**SOURCE RECORDS**.
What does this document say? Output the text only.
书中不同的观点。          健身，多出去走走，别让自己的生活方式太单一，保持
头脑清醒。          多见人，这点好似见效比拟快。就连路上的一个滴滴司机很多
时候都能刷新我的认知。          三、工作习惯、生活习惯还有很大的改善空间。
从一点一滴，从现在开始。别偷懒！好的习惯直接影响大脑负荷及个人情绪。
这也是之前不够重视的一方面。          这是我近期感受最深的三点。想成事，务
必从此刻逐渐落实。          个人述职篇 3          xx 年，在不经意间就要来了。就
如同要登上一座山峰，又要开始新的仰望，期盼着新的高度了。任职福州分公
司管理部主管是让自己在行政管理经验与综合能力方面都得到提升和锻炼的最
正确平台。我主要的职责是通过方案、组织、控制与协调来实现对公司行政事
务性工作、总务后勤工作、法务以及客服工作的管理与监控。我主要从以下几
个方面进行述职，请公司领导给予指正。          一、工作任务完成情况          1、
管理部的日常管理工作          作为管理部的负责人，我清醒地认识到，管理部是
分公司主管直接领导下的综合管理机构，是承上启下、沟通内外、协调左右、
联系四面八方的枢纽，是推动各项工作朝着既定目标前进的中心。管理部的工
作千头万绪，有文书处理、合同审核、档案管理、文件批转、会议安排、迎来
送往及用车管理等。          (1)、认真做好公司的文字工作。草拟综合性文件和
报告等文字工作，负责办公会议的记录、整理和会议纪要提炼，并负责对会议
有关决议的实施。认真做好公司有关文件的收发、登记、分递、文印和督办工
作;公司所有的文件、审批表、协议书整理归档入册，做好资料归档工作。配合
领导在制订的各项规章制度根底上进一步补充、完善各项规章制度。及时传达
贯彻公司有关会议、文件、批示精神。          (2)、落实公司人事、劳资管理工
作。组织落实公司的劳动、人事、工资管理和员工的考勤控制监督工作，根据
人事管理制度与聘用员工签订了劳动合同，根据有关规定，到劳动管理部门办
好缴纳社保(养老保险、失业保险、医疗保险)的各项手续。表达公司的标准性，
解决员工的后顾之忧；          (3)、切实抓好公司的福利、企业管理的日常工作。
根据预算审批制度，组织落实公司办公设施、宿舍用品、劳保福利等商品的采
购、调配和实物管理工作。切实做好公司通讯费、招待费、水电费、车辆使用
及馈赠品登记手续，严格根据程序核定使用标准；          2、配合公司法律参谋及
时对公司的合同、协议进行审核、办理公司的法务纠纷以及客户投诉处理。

**YOUR OBJECTIVE**. Please output the entire listing exactly as it stands.

**REPLY**.
What does this document say? Output the text only.
书中不同的观点。          健身，多出去走走，别让自己的生活方式太单一，保持
头脑清醒。          多见人，这点好似见效比拟快。就连路上的一个滴滴司机很多
时候都能刷新我的认知。          三、工作习惯、生活习惯还有很大的改善空间。
从一点一滴，从现在开始。别偷懒！好的习惯直接影响大脑负荷及个人情绪。
这也是之前不够重视的一方面。          这是我近期感受最深的三点。想成事，务
必从此刻逐渐落实。          个人述职篇 3          xx 年，在不经意间就要来了。就
如同要登上一座山峰，又要开始新的仰望，期盼着新的高度了。任职福州分公
司管理部主管是让自己在行政管理经验与综合能力方面都得到提升和锻炼的最
正确平台。我主要的职责是通过方案、组织、控制与协调来实现对公司行政事
务性工作、总务后勤工作、法务以及客服工作的管理与监控。我主要从以下几
个方面进行述职，请公司领导给予指正。          一、工作任务完成情况          1、
管理部的日常管理工作          作为管理部的负责人，我清醒地认识到，管理部是
分公司主管直接领导下的综合管理机构，是承上启下、沟通内外、协调左右、
联系四面八方的枢纽，是推动各项工作朝着既定目标前进的中心。管理部的工
作千头万绪，有文书处理、合同审核、档案管理、文件批转、会议安排、迎来
送往及用车管理等。          (1)、认真做好公司的文字工作。草拟综合性文件和
报告等文字工作，负责办公会议的记录、整理和会议纪要提炼，并负责对会议
有关决议的实施。认真做好公司有关文件的收发、登记、分递、文印和督办工
作;公司所有的文件、审批表、协议书整理归档入册，做好资料归档工作。配合
领导在制订的各项规章制度根底上进一步补充、完善各项规章制度。及时传达
贯彻公司有关会议、文件、批示精神。          (2)、落实公司人事、劳资管理工
作。组织落实公司的劳动、人事、工资管理和员工的考勤控制监督工作，根据
人事管理制度与聘用员工签订了劳动合同，根据有关规定，到劳动管理部门办
好缴纳社保(养老保险、失业保险、医疗保险)的各项手续。表达公司的标准性，
解决员工的后顾之忧；          (3)、切实抓好公司的福利、企业管理的日常工作。
根据预算审批制度，组织落实公司办公设施、宿舍用品、劳保福利等商品的采
购、调配和实物管理工作。切实做好公司通讯费、招待费、水电费、车辆使用
及馈赠品登记手续，严格根据程序核定使用标准；          2、配合公司法律参谋及
时对公司的合同、协议进行审核、办理公司的法务纠纷以及客户投诉处理。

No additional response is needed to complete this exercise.